**What you are asked to do:**
Check every line of the material below for the string "Trübner", and return the ones that have it.

━━━ Data records

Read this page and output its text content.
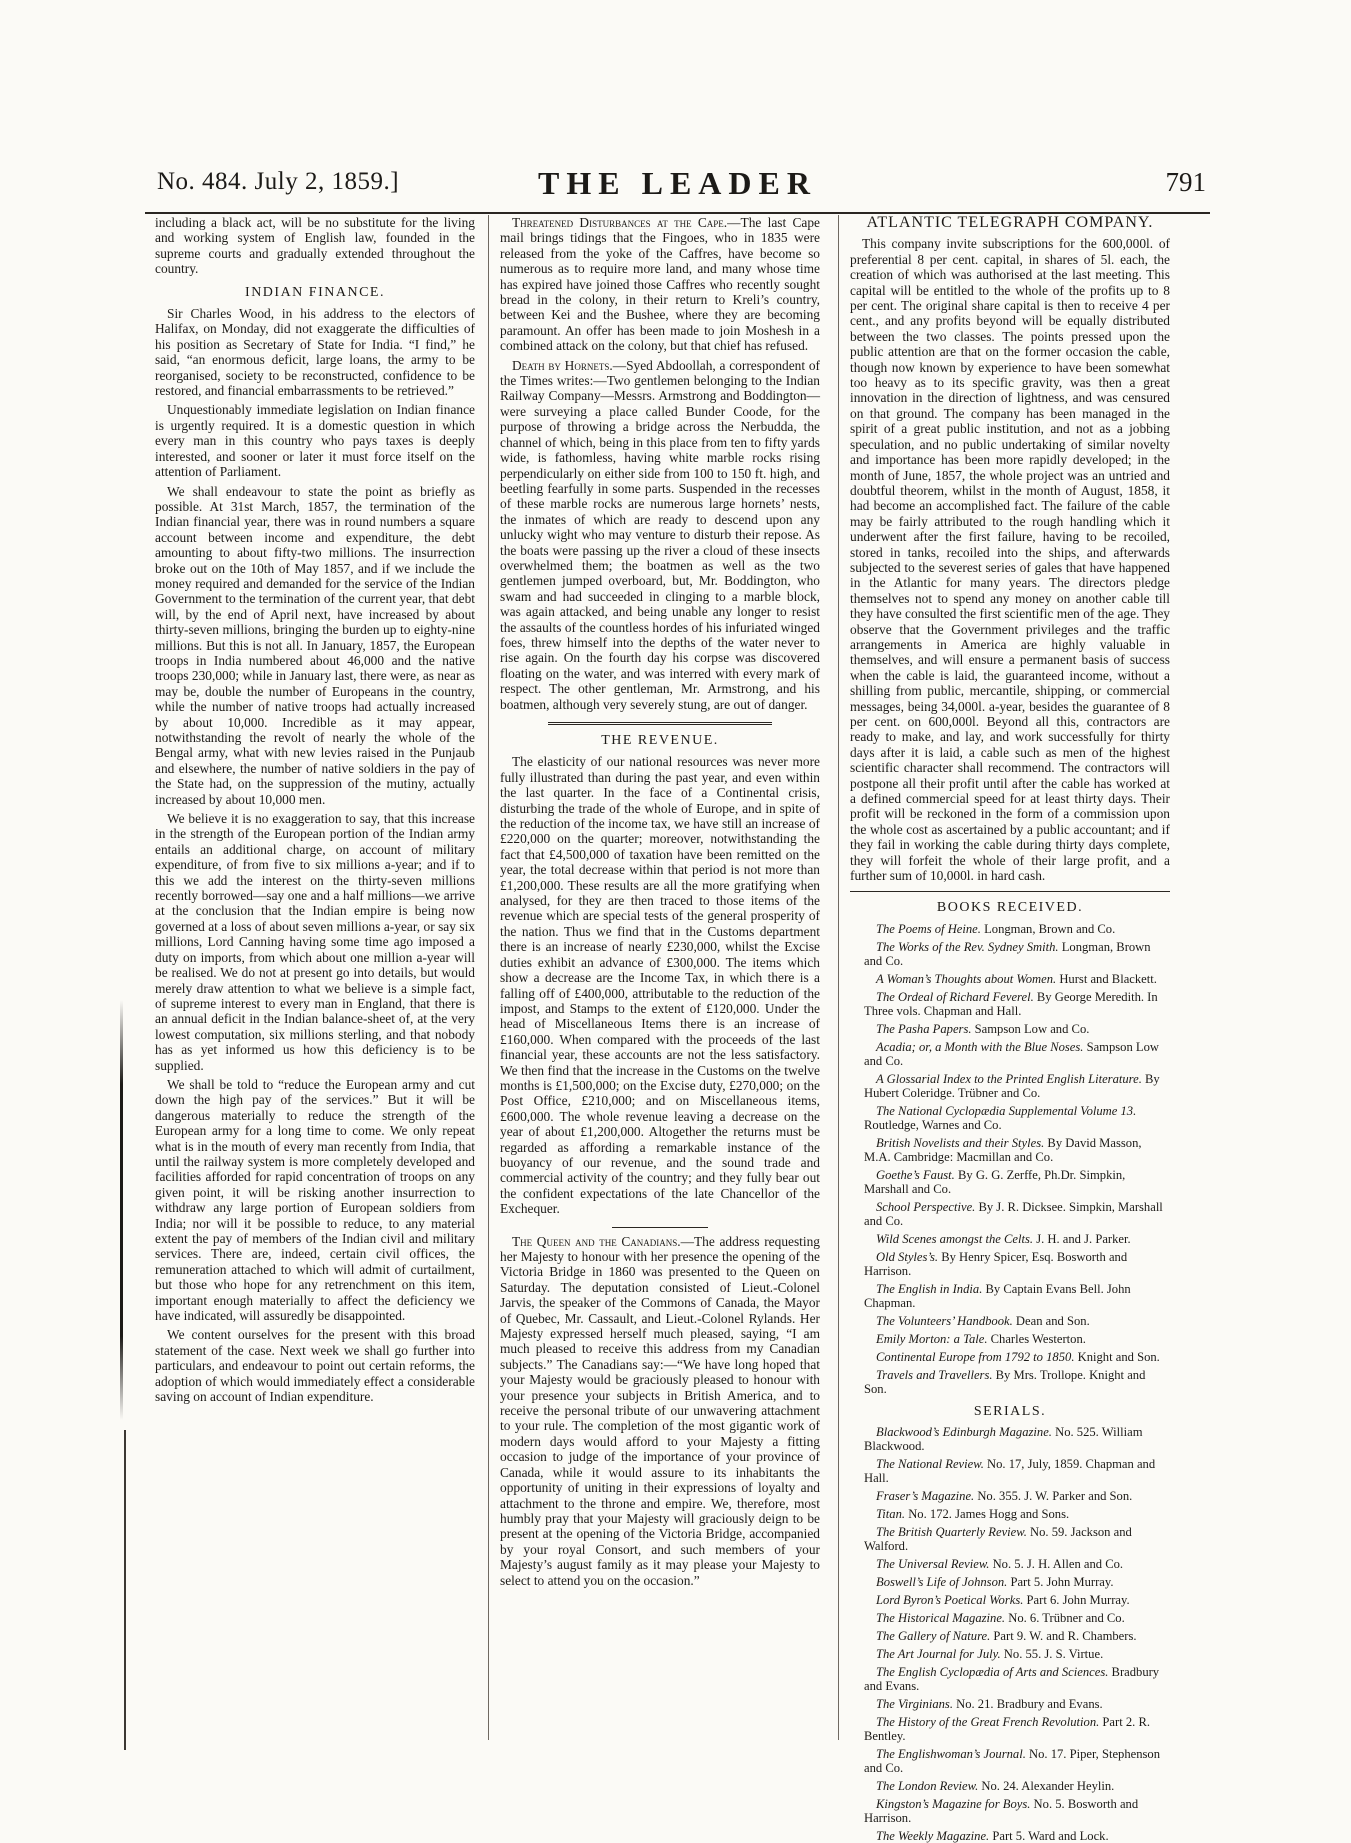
No. 484. July 2, 1859.]	THE LEADER	791

including a black act, will be no substitute for the living and working system of English law, founded in the supreme courts and gradually extended throughout the country.

INDIAN FINANCE.

Sir Charles Wood, in his address to the electors of Halifax, on Monday, did not exaggerate the difficulties of his position as Secretary of State for India. “I find,” he said, “an enormous deficit, large loans, the army to be reorganised, society to be reconstructed, confidence to be restored, and financial embarrassments to be retrieved.”

Unquestionably immediate legislation on Indian finance is urgently required. It is a domestic question in which every man in this country who pays taxes is deeply interested, and sooner or later it must force itself on the attention of Parliament.

We shall endeavour to state the point as briefly as possible. At 31st March, 1857, the termination of the Indian financial year, there was in round numbers a square account between income and expenditure, the debt amounting to about fifty-two millions. The insurrection broke out on the 10th of May 1857, and if we include the money required and demanded for the service of the Indian Government to the termination of the current year, that debt will, by the end of April next, have increased by about thirty-seven millions, bringing the burden up to eighty-nine millions. But this is not all. In January, 1857, the European troops in India numbered about 46,000 and the native troops 230,000; while in January last, there were, as near as may be, double the number of Europeans in the country, while the number of native troops had actually increased by about 10,000. Incredible as it may appear, notwithstanding the revolt of nearly the whole of the Bengal army, what with new levies raised in the Punjaub and elsewhere, the number of native soldiers in the pay of the State had, on the suppression of the mutiny, actually increased by about 10,000 men.

We believe it is no exaggeration to say, that this increase in the strength of the European portion of the Indian army entails an additional charge, on account of military expenditure, of from five to six millions a-year; and if to this we add the interest on the thirty-seven millions recently borrowed—say one and a half millions—we arrive at the conclusion that the Indian empire is being now governed at a loss of about seven millions a-year, or say six millions, Lord Canning having some time ago imposed a duty on imports, from which about one million a-year will be realised. We do not at present go into details, but would merely draw attention to what we believe is a simple fact, of supreme interest to every man in England, that there is an annual deficit in the Indian balance-sheet of, at the very lowest computation, six millions sterling, and that nobody has as yet informed us how this deficiency is to be supplied.

We shall be told to “reduce the European army and cut down the high pay of the services.” But it will be dangerous materially to reduce the strength of the European army for a long time to come. We only repeat what is in the mouth of every man recently from India, that until the railway system is more completely developed and facilities afforded for rapid concentration of troops on any given point, it will be risking another insurrection to withdraw any large portion of European soldiers from India; nor will it be possible to reduce, to any material extent the pay of members of the Indian civil and military services. There are, indeed, certain civil offices, the remuneration attached to which will admit of curtailment, but those who hope for any retrenchment on this item, important enough materially to affect the deficiency we have indicated, will assuredly be disappointed.

We content ourselves for the present with this broad statement of the case. Next week we shall go further into particulars, and endeavour to point out certain reforms, the adoption of which would immediately effect a considerable saving on account of Indian expenditure.

Threatened Disturbances at the Cape.—The last Cape mail brings tidings that the Fingoes, who in 1835 were released from the yoke of the Caffres, have become so numerous as to require more land, and many whose time has expired have joined those Caffres who recently sought bread in the colony, in their return to Kreli’s country, between Kei and the Bushee, where they are becoming paramount. An offer has been made to join Moshesh in a combined attack on the colony, but that chief has refused.

Death by Hornets.—Syed Abdoollah, a correspondent of the Times writes:—Two gentlemen belonging to the Indian Railway Company—Messrs. Armstrong and Boddington—were surveying a place called Bunder Coode, for the purpose of throwing a bridge across the Nerbudda, the channel of which, being in this place from ten to fifty yards wide, is fathomless, having white marble rocks rising perpendicularly on either side from 100 to 150 ft. high, and beetling fearfully in some parts. Suspended in the recesses of these marble rocks are numerous large hornets’ nests, the inmates of which are ready to descend upon any unlucky wight who may venture to disturb their repose. As the boats were passing up the river a cloud of these insects overwhelmed them; the boatmen as well as the two gentlemen jumped overboard, but, Mr. Boddington, who swam and had succeeded in clinging to a marble block, was again attacked, and being unable any longer to resist the assaults of the countless hordes of his infuriated winged foes, threw himself into the depths of the water never to rise again. On the fourth day his corpse was discovered floating on the water, and was interred with every mark of respect. The other gentleman, Mr. Armstrong, and his boatmen, although very severely stung, are out of danger.

THE REVENUE.

The elasticity of our national resources was never more fully illustrated than during the past year, and even within the last quarter. In the face of a Continental crisis, disturbing the trade of the whole of Europe, and in spite of the reduction of the income tax, we have still an increase of £220,000 on the quarter; moreover, notwithstanding the fact that £4,500,000 of taxation have been remitted on the year, the total decrease within that period is not more than £1,200,000. These results are all the more gratifying when analysed, for they are then traced to those items of the revenue which are special tests of the general prosperity of the nation. Thus we find that in the Customs department there is an increase of nearly £230,000, whilst the Excise duties exhibit an advance of £300,000. The items which show a decrease are the Income Tax, in which there is a falling off of £400,000, attributable to the reduction of the impost, and Stamps to the extent of £120,000. Under the head of Miscellaneous Items there is an increase of £160,000. When compared with the proceeds of the last financial year, these accounts are not the less satisfactory. We then find that the increase in the Customs on the twelve months is £1,500,000; on the Excise duty, £270,000; on the Post Office, £210,000; and on Miscellaneous items, £600,000. The whole revenue leaving a decrease on the year of about £1,200,000. Altogether the returns must be regarded as affording a remarkable instance of the buoyancy of our revenue, and the sound trade and commercial activity of the country; and they fully bear out the confident expectations of the late Chancellor of the Exchequer.

The Queen and the Canadians.—The address requesting her Majesty to honour with her presence the opening of the Victoria Bridge in 1860 was presented to the Queen on Saturday. The deputation consisted of Lieut.-Colonel Jarvis, the speaker of the Commons of Canada, the Mayor of Quebec, Mr. Cassault, and Lieut.-Colonel Rylands. Her Majesty expressed herself much pleased, saying, “I am much pleased to receive this address from my Canadian subjects.” The Canadians say:—“We have long hoped that your Majesty would be graciously pleased to honour with your presence your subjects in British America, and to receive the personal tribute of our unwavering attachment to your rule. The completion of the most gigantic work of modern days would afford to your Majesty a fitting occasion to judge of the importance of your province of Canada, while it would assure to its inhabitants the opportunity of uniting in their expressions of loyalty and attachment to the throne and empire. We, therefore, most humbly pray that your Majesty will graciously deign to be present at the opening of the Victoria Bridge, accompanied by your royal Consort, and such members of your Majesty’s august family as it may please your Majesty to select to attend you on the occasion.”

ATLANTIC TELEGRAPH COMPANY.

This company invite subscriptions for the 600,000l. of preferential 8 per cent. capital, in shares of 5l. each, the creation of which was authorised at the last meeting. This capital will be entitled to the whole of the profits up to 8 per cent. The original share capital is then to receive 4 per cent., and any profits beyond will be equally distributed between the two classes. The points pressed upon the public attention are that on the former occasion the cable, though now known by experience to have been somewhat too heavy as to its specific gravity, was then a great innovation in the direction of lightness, and was censured on that ground. The company has been managed in the spirit of a great public institution, and not as a jobbing speculation, and no public undertaking of similar novelty and importance has been more rapidly developed; in the month of June, 1857, the whole project was an untried and doubtful theorem, whilst in the month of August, 1858, it had become an accomplished fact. The failure of the cable may be fairly attributed to the rough handling which it underwent after the first failure, having to be recoiled, stored in tanks, recoiled into the ships, and afterwards subjected to the severest series of gales that have happened in the Atlantic for many years. The directors pledge themselves not to spend any money on another cable till they have consulted the first scientific men of the age. They observe that the Government privileges and the traffic arrangements in America are highly valuable in themselves, and will ensure a permanent basis of success when the cable is laid, the guaranteed income, without a shilling from public, mercantile, shipping, or commercial messages, being 34,000l. a-year, besides the guarantee of 8 per cent. on 600,000l. Beyond all this, contractors are ready to make, and lay, and work successfully for thirty days after it is laid, a cable such as men of the highest scientific character shall recommend. The contractors will postpone all their profit until after the cable has worked at a defined commercial speed for at least thirty days. Their profit will be reckoned in the form of a commission upon the whole cost as ascertained by a public accountant; and if they fail in working the cable during thirty days complete, they will forfeit the whole of their large profit, and a further sum of 10,000l. in hard cash.

BOOKS RECEIVED.

The Poems of Heine. Longman, Brown and Co.

The Works of the Rev. Sydney Smith. Longman, Brown and Co.

A Woman’s Thoughts about Women. Hurst and Blackett.

The Ordeal of Richard Feverel. By George Meredith. In Three vols. Chapman and Hall.

The Pasha Papers. Sampson Low and Co.

Acadia; or, a Month with the Blue Noses. Sampson Low and Co.

A Glossarial Index to the Printed English Literature. By Hubert Coleridge. Trübner and Co.

The National Cyclopædia Supplemental Volume 13. Routledge, Warnes and Co.

British Novelists and their Styles. By David Masson, M.A. Cambridge: Macmillan and Co.

Goethe’s Faust. By G. G. Zerffe, Ph.Dr. Simpkin, Marshall and Co.

School Perspective. By J. R. Dicksee. Simpkin, Marshall and Co.

Wild Scenes amongst the Celts. J. H. and J. Parker.

Old Styles’s. By Henry Spicer, Esq. Bosworth and Harrison.

The English in India. By Captain Evans Bell. John Chapman.

The Volunteers’ Handbook. Dean and Son.

Emily Morton: a Tale. Charles Westerton.

Continental Europe from 1792 to 1850. Knight and Son.

Travels and Travellers. By Mrs. Trollope. Knight and Son.

SERIALS.

Blackwood’s Edinburgh Magazine. No. 525. William Blackwood.

The National Review. No. 17, July, 1859. Chapman and Hall.

Fraser’s Magazine. No. 355. J. W. Parker and Son.

Titan. No. 172. James Hogg and Sons.

The British Quarterly Review. No. 59. Jackson and Walford.

The Universal Review. No. 5. J. H. Allen and Co.

Boswell’s Life of Johnson. Part 5. John Murray.

Lord Byron’s Poetical Works. Part 6. John Murray.

The Historical Magazine. No. 6. Trübner and Co.

The Gallery of Nature. Part 9. W. and R. Chambers.

The Art Journal for July. No. 55. J. S. Virtue.

The English Cyclopædia of Arts and Sciences. Bradbury and Evans.

The Virginians. No. 21. Bradbury and Evans.

The History of the Great French Revolution. Part 2. R. Bentley.

The Englishwoman’s Journal. No. 17. Piper, Stephenson and Co.

The London Review. No. 24. Alexander Heylin.

Kingston’s Magazine for Boys. No. 5. Bosworth and Harrison.

The Weekly Magazine. Part 5. Ward and Lock.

━━━━━━

**Complete response:**
A Glossarial Index to the Printed English Literature. By Hubert Coleridge. Trübner and Co.
The Historical Magazine. No. 6. Trübner and Co.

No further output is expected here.